» EXERCISE REQUIREMENTS
Extract precisely the lines that run from the line containing "What's the underlying" to the end of the records below, with both ends included and pictures omitted.

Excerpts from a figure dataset
+ + + + +

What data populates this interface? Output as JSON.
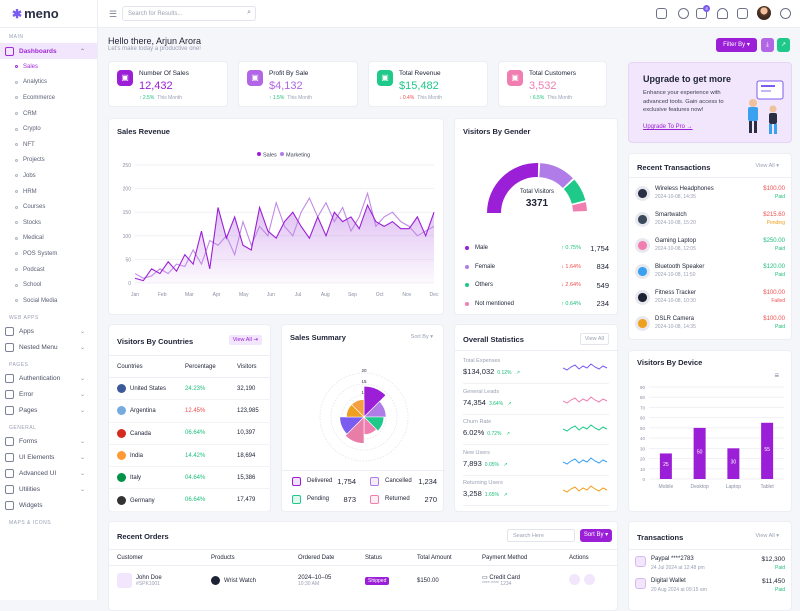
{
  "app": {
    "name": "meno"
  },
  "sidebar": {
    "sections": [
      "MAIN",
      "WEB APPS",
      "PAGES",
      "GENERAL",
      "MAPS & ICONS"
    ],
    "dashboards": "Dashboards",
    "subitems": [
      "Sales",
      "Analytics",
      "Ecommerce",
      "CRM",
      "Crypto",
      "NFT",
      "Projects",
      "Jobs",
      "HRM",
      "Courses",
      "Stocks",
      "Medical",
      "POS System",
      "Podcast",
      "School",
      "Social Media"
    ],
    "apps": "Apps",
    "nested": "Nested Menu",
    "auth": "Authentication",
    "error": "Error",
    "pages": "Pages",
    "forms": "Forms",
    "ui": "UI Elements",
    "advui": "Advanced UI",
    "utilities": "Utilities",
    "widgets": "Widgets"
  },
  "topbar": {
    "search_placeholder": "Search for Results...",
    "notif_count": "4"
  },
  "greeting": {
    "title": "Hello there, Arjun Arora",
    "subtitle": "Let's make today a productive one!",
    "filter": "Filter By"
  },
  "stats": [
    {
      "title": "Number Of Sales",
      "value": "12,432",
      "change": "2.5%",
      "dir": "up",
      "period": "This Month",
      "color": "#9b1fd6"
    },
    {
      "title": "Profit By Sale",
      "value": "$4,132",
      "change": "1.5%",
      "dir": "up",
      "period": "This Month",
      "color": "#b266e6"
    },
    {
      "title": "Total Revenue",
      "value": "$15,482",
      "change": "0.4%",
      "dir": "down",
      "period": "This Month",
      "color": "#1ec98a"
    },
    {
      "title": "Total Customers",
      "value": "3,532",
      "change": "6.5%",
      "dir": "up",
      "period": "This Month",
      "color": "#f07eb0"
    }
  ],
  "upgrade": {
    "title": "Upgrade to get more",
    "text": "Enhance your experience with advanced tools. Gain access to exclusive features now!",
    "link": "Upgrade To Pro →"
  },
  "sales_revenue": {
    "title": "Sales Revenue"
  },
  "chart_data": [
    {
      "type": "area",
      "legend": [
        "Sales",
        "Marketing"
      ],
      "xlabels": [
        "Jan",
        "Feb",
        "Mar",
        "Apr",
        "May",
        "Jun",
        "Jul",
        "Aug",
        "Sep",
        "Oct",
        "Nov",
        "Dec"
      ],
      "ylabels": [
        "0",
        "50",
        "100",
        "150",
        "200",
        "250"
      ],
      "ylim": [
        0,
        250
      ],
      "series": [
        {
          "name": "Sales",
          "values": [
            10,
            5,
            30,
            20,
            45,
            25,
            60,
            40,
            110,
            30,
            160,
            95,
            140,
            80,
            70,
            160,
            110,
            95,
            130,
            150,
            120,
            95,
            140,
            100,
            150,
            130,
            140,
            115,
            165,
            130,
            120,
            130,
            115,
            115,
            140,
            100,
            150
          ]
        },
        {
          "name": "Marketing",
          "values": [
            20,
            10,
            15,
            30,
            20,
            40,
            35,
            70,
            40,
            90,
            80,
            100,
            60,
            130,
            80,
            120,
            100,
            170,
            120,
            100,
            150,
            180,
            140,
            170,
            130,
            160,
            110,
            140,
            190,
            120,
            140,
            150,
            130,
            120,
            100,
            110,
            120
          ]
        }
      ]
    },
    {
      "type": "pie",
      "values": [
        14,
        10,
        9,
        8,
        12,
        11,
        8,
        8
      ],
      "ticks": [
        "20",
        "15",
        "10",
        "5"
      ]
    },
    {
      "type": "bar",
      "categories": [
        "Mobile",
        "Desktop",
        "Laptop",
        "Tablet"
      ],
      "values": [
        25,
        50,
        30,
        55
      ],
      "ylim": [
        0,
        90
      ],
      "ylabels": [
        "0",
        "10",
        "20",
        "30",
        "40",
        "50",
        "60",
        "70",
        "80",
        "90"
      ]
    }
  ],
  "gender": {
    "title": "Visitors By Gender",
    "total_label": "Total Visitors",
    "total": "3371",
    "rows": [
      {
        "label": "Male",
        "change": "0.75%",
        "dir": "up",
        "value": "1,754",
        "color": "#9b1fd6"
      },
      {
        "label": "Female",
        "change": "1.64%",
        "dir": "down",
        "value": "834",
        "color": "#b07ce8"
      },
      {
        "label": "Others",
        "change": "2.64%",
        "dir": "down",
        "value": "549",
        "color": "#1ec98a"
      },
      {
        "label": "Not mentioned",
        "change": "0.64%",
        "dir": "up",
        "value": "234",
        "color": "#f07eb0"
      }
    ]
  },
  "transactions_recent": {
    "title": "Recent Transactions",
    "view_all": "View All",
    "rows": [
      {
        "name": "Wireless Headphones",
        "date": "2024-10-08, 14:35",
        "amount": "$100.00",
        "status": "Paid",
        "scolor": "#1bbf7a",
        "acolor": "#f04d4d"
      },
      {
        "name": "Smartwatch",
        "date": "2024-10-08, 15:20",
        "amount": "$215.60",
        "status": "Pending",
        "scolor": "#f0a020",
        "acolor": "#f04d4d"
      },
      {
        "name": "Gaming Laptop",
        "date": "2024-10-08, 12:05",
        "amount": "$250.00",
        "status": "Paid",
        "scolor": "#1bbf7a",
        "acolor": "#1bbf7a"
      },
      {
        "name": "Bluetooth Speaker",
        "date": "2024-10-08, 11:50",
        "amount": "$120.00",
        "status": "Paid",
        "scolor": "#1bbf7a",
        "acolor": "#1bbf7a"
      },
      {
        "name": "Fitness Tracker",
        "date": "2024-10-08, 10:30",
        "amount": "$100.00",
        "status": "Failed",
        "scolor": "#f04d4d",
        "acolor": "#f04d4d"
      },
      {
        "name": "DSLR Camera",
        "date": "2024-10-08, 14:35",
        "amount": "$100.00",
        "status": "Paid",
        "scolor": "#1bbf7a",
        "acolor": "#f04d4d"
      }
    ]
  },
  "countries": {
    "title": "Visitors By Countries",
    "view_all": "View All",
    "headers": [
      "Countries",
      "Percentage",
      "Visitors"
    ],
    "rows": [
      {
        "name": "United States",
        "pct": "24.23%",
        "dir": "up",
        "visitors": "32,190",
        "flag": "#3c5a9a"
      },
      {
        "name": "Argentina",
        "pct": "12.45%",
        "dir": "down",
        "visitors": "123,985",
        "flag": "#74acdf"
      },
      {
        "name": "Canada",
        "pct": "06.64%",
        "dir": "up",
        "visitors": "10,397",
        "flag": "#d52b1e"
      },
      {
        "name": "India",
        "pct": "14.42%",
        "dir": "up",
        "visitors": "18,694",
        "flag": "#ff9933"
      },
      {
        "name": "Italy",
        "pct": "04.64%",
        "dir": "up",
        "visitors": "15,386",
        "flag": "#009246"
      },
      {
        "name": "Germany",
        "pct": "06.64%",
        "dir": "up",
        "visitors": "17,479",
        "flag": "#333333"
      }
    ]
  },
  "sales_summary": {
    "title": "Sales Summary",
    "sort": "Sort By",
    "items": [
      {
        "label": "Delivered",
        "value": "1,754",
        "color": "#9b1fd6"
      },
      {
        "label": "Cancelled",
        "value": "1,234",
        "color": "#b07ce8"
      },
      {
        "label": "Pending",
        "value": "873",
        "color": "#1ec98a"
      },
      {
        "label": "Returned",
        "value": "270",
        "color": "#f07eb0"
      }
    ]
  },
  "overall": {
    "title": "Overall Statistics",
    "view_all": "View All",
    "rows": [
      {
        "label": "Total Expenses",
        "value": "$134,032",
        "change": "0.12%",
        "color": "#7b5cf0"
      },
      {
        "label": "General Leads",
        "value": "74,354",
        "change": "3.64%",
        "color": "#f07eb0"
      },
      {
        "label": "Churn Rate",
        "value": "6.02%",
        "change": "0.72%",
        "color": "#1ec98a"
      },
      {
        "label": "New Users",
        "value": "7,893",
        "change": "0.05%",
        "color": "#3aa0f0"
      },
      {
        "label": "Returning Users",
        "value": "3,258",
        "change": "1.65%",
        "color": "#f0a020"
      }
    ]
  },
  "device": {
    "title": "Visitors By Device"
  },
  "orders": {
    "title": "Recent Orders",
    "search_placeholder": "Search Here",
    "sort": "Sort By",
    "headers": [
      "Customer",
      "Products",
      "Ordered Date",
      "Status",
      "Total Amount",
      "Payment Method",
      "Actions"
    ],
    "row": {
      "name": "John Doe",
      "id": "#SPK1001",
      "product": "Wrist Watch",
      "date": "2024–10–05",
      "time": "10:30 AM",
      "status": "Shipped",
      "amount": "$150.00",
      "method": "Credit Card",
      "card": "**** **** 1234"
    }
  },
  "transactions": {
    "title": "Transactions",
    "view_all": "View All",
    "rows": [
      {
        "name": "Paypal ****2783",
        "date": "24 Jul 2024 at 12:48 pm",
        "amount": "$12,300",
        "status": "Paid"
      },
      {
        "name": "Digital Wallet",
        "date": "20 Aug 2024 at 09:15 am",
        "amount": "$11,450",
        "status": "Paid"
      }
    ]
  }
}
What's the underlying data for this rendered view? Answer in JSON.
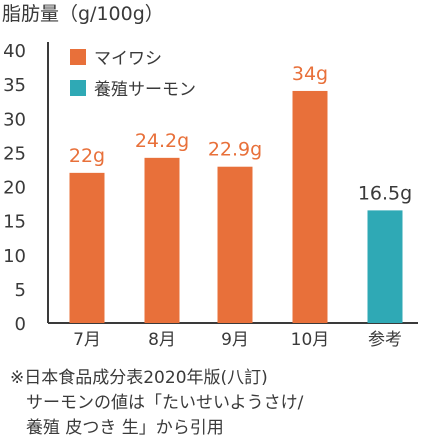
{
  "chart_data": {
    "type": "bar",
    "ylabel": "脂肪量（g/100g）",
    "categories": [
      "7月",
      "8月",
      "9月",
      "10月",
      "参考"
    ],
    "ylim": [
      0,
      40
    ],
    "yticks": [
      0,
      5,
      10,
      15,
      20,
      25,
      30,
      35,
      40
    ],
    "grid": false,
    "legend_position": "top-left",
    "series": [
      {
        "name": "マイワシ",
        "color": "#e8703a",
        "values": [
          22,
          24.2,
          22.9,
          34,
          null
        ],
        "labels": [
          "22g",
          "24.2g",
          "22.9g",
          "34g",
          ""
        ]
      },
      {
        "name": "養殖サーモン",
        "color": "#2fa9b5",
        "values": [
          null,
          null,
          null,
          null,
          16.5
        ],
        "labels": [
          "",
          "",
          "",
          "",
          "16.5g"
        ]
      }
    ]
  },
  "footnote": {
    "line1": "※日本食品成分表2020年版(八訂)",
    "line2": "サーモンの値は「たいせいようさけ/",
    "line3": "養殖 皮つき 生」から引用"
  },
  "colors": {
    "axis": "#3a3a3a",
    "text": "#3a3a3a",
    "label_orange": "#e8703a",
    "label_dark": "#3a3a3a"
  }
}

+ + + + +

» FINISHED ANSWER
What's the underlying data for this rendered view? Answer in JSON.
{
  "chart_data": {
    "type": "bar",
    "ylabel": "脂肪量（g/100g）",
    "categories": [
      "7月",
      "8月",
      "9月",
      "10月",
      "参考"
    ],
    "ylim": [
      0,
      40
    ],
    "yticks": [
      0,
      5,
      10,
      15,
      20,
      25,
      30,
      35,
      40
    ],
    "grid": false,
    "legend_position": "top-left",
    "series": [
      {
        "name": "マイワシ",
        "color": "#e8703a",
        "values": [
          22,
          24.2,
          22.9,
          34,
          null
        ],
        "labels": [
          "22g",
          "24.2g",
          "22.9g",
          "34g",
          ""
        ]
      },
      {
        "name": "養殖サーモン",
        "color": "#2fa9b5",
        "values": [
          null,
          null,
          null,
          null,
          16.5
        ],
        "labels": [
          "",
          "",
          "",
          "",
          "16.5g"
        ]
      }
    ]
  },
  "footnote": {
    "line1": "※日本食品成分表2020年版(八訂)",
    "line2": "サーモンの値は「たいせいようさけ/",
    "line3": "養殖 皮つき 生」から引用"
  },
  "colors": {
    "axis": "#3a3a3a",
    "text": "#3a3a3a",
    "label_orange": "#e8703a",
    "label_dark": "#3a3a3a"
  }
}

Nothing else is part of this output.